→ **Supplied material**

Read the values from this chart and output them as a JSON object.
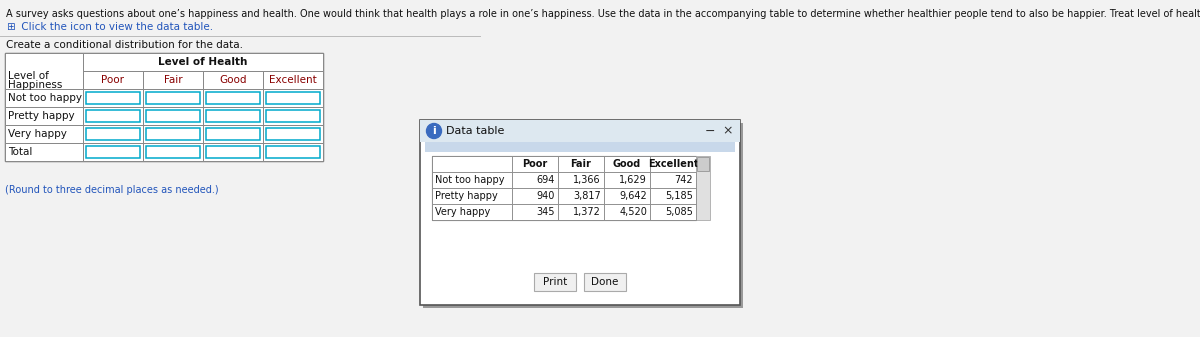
{
  "title_text": "A survey asks questions about one’s happiness and health. One would think that health plays a role in one’s happiness. Use the data in the accompanying table to determine whether healthier people tend to also be happier. Treat level of health as the explanatory variable.",
  "subtitle_icon": "⊞",
  "subtitle_text": " Click the icon to view the data table.",
  "instruction_text": "Create a conditional distribution for the data.",
  "left_table": {
    "span_header": "Level of Health",
    "col_headers": [
      "Poor",
      "Fair",
      "Good",
      "Excellent"
    ],
    "row_label_top": "Level of",
    "row_label_bot": "Happiness",
    "row_labels": [
      "Not too happy",
      "Pretty happy",
      "Very happy",
      "Total"
    ]
  },
  "right_table": {
    "title": "Data table",
    "col_headers": [
      "Poor",
      "Fair",
      "Good",
      "Excellent"
    ],
    "rows": [
      [
        "Not too happy",
        "694",
        "1,366",
        "1,629",
        "742"
      ],
      [
        "Pretty happy",
        "940",
        "3,817",
        "9,642",
        "5,185"
      ],
      [
        "Very happy",
        "345",
        "1,372",
        "4,520",
        "5,085"
      ]
    ],
    "btn1": "Print",
    "btn2": "Done"
  },
  "note_text": "(Round to three decimal places as needed.)"
}
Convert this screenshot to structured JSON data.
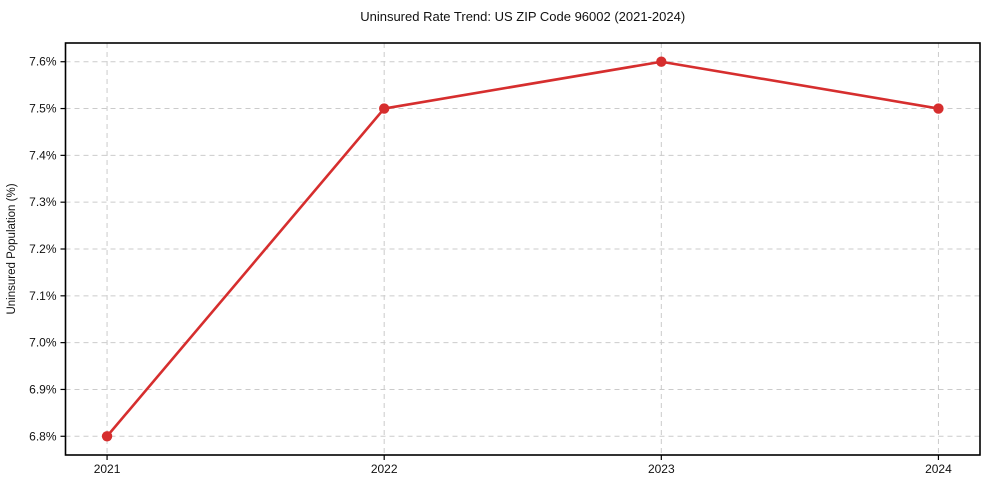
{
  "chart_data": {
    "type": "line",
    "title": "Uninsured Rate Trend: US ZIP Code 96002 (2021-2024)",
    "xlabel": "",
    "ylabel": "Uninsured Population (%)",
    "x": [
      2021,
      2022,
      2023,
      2024
    ],
    "x_tick_labels": [
      "2021",
      "2022",
      "2023",
      "2024"
    ],
    "series": [
      {
        "name": "Uninsured Population (%)",
        "values": [
          6.8,
          7.5,
          7.6,
          7.5
        ],
        "color": "#d62e2e",
        "marker": "circle"
      }
    ],
    "y_ticks": [
      6.8,
      6.9,
      7.0,
      7.1,
      7.2,
      7.3,
      7.4,
      7.5,
      7.6
    ],
    "y_tick_labels": [
      "6.8%",
      "6.9%",
      "7.0%",
      "7.1%",
      "7.2%",
      "7.3%",
      "7.4%",
      "7.5%",
      "7.6%"
    ],
    "xlim": [
      2020.85,
      2024.15
    ],
    "ylim": [
      6.76,
      7.64
    ],
    "grid": true,
    "grid_style": "dashed",
    "legend": "none",
    "colors": {
      "line": "#d62e2e",
      "marker": "#d62e2e",
      "grid": "#cbcbcb",
      "axis": "#000000",
      "text": "#111111",
      "background": "#ffffff"
    }
  }
}
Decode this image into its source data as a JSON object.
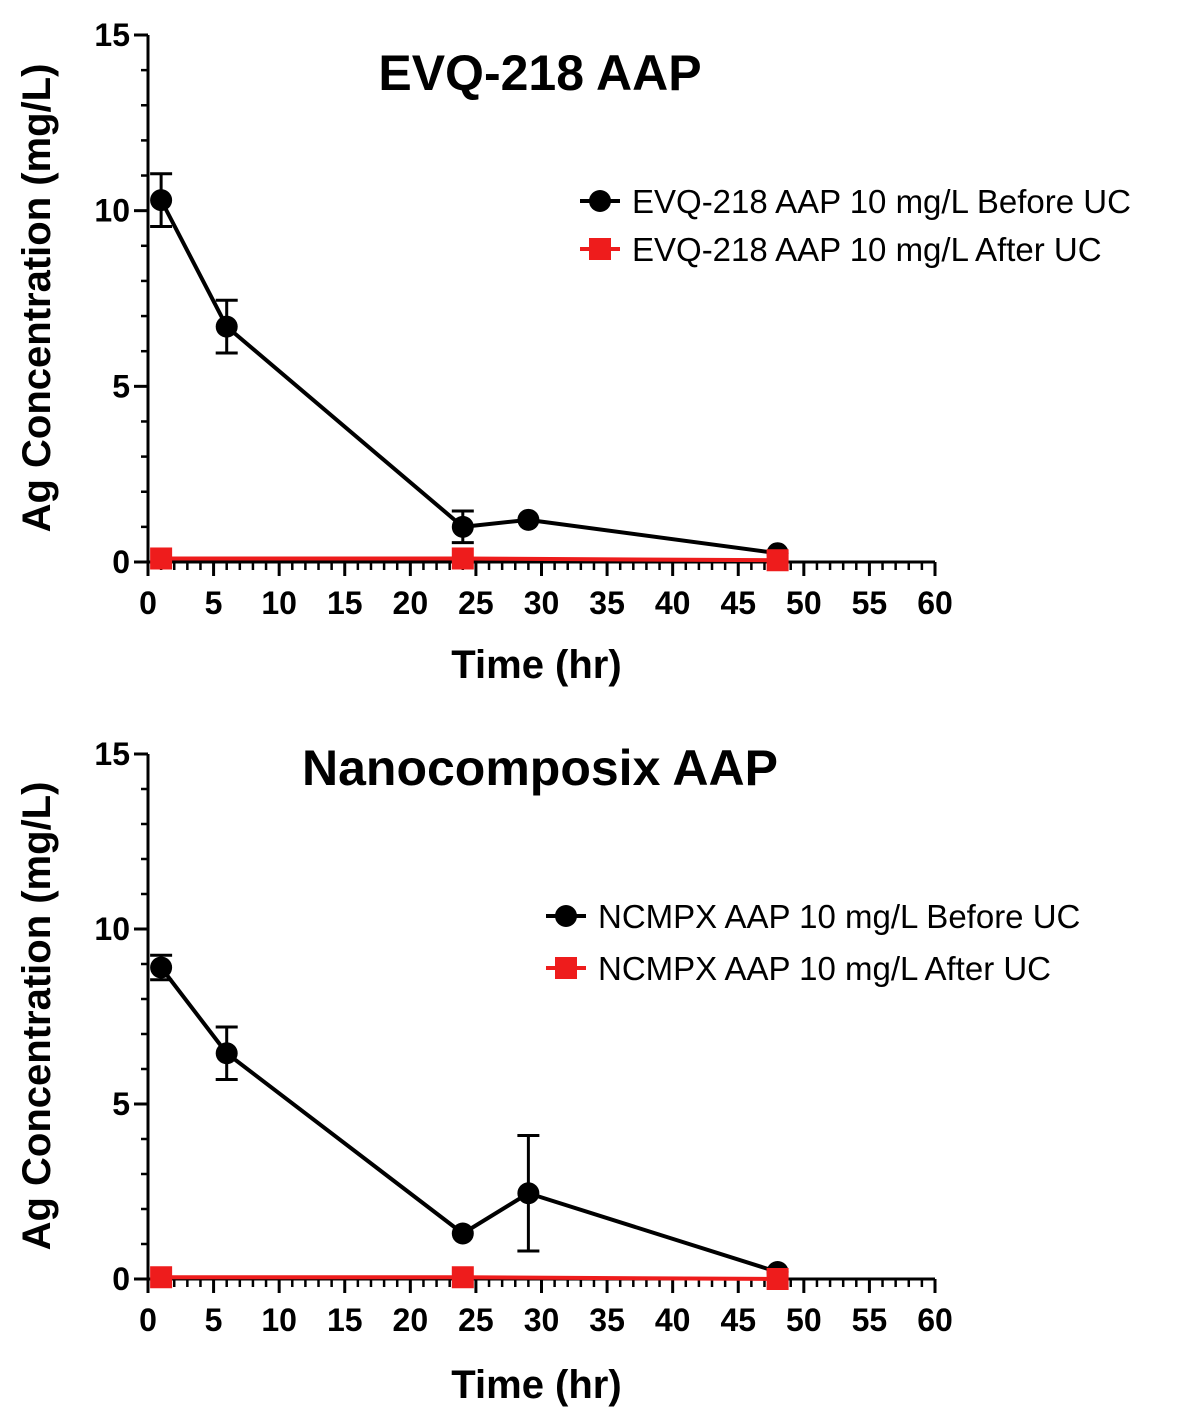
{
  "chart_data": [
    {
      "type": "line",
      "title": "EVQ-218 AAP",
      "xlabel": "Time (hr)",
      "ylabel": "Ag Concentration (mg/L)",
      "xlim": [
        0,
        60
      ],
      "ylim": [
        0,
        15
      ],
      "x_ticks": [
        0,
        5,
        10,
        15,
        20,
        25,
        30,
        35,
        40,
        45,
        50,
        55,
        60
      ],
      "y_ticks": [
        0,
        5,
        10,
        15
      ],
      "legend_position": "right",
      "series": [
        {
          "name": "EVQ-218 AAP 10 mg/L Before UC",
          "color": "#000000",
          "marker": "circle",
          "x": [
            1,
            6,
            24,
            29,
            48
          ],
          "y": [
            10.3,
            6.7,
            1.0,
            1.2,
            0.25
          ],
          "err": [
            0.75,
            0.75,
            0.45,
            0,
            0
          ]
        },
        {
          "name": "EVQ-218 AAP 10 mg/L After UC",
          "color": "#ee1c1c",
          "marker": "square",
          "x": [
            1,
            24,
            48
          ],
          "y": [
            0.1,
            0.1,
            0.05
          ],
          "err": [
            0,
            0,
            0
          ]
        }
      ]
    },
    {
      "type": "line",
      "title": "Nanocomposix AAP",
      "xlabel": "Time (hr)",
      "ylabel": "Ag Concentration (mg/L)",
      "xlim": [
        0,
        60
      ],
      "ylim": [
        0,
        15
      ],
      "x_ticks": [
        0,
        5,
        10,
        15,
        20,
        25,
        30,
        35,
        40,
        45,
        50,
        55,
        60
      ],
      "y_ticks": [
        0,
        5,
        10,
        15
      ],
      "legend_position": "right",
      "series": [
        {
          "name": "NCMPX AAP 10 mg/L Before UC",
          "color": "#000000",
          "marker": "circle",
          "x": [
            1,
            6,
            24,
            29,
            48
          ],
          "y": [
            8.9,
            6.45,
            1.3,
            2.45,
            0.2
          ],
          "err": [
            0.35,
            0.75,
            0,
            1.65,
            0
          ]
        },
        {
          "name": "NCMPX AAP 10 mg/L After UC",
          "color": "#ee1c1c",
          "marker": "square",
          "x": [
            1,
            24,
            48
          ],
          "y": [
            0.05,
            0.05,
            0.0
          ],
          "err": [
            0,
            0,
            0
          ]
        }
      ]
    }
  ]
}
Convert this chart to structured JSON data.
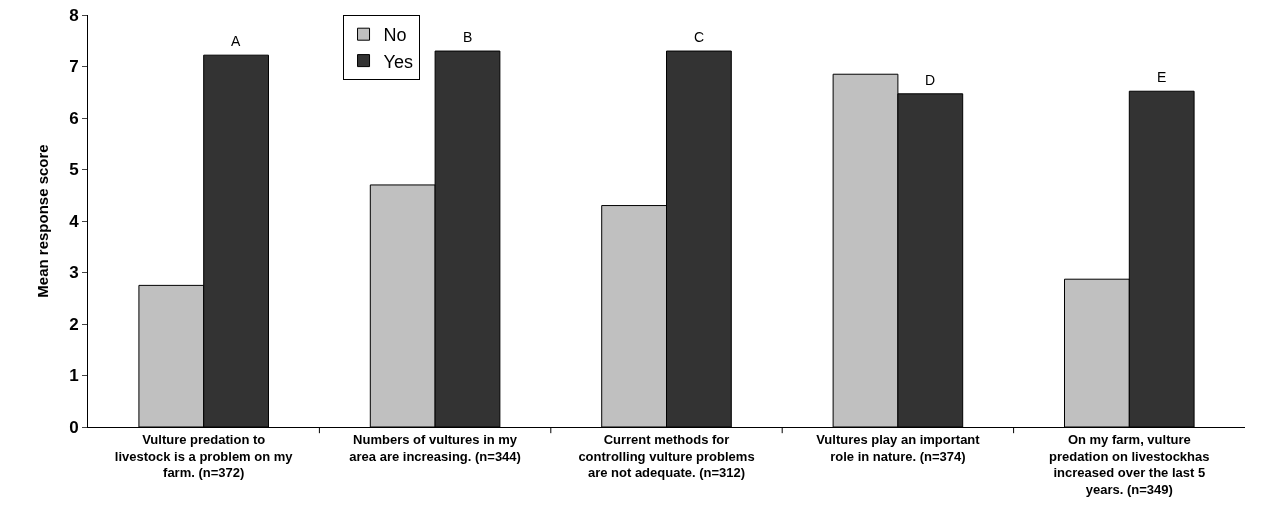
{
  "chart_data": {
    "type": "bar",
    "ylabel": "Mean response score",
    "categories": [
      "Vulture predation to livestock is a problem on my farm. (n=372)",
      "Numbers of vultures in my area are increasing. (n=344)",
      "Current methods for controlling vulture problems are not adequate. (n=312)",
      "Vultures play an important role in nature. (n=374)",
      "On my farm, vulture predation on livestockhas increased over the last 5 years. (n=349)"
    ],
    "series": [
      {
        "name": "No",
        "color": "#c0c0c0",
        "values": [
          2.75,
          4.7,
          4.3,
          6.85,
          2.87
        ]
      },
      {
        "name": "Yes",
        "color": "#333333",
        "values": [
          7.22,
          7.3,
          7.3,
          6.47,
          6.52
        ]
      }
    ],
    "annotations": [
      {
        "text": "A",
        "x": "Vulture predation to livestock is a problem on my farm. (n=372)",
        "y": 7.22
      },
      {
        "text": "B",
        "x": "Numbers of vultures in my area are increasing. (n=344)",
        "y": 7.3
      },
      {
        "text": "C",
        "x": "Current methods for controlling vulture problems are not adequate. (n=312)",
        "y": 7.3
      },
      {
        "text": "D",
        "x": "Vultures play an important role in nature. (n=374)",
        "y": 6.47
      },
      {
        "text": "E",
        "x": "On my farm, vulture predation on livestockhas increased over the last 5 years. (n=349)",
        "y": 6.52
      }
    ],
    "ylim": [
      0,
      8
    ],
    "yticks": [
      0,
      1,
      2,
      3,
      4,
      5,
      6,
      7,
      8
    ],
    "grid": false,
    "legend": "top left"
  }
}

→ **Description of the task**
Tell how many lines of the data above hold the string "controlling". Give only the number.

→ **Exercise output**
2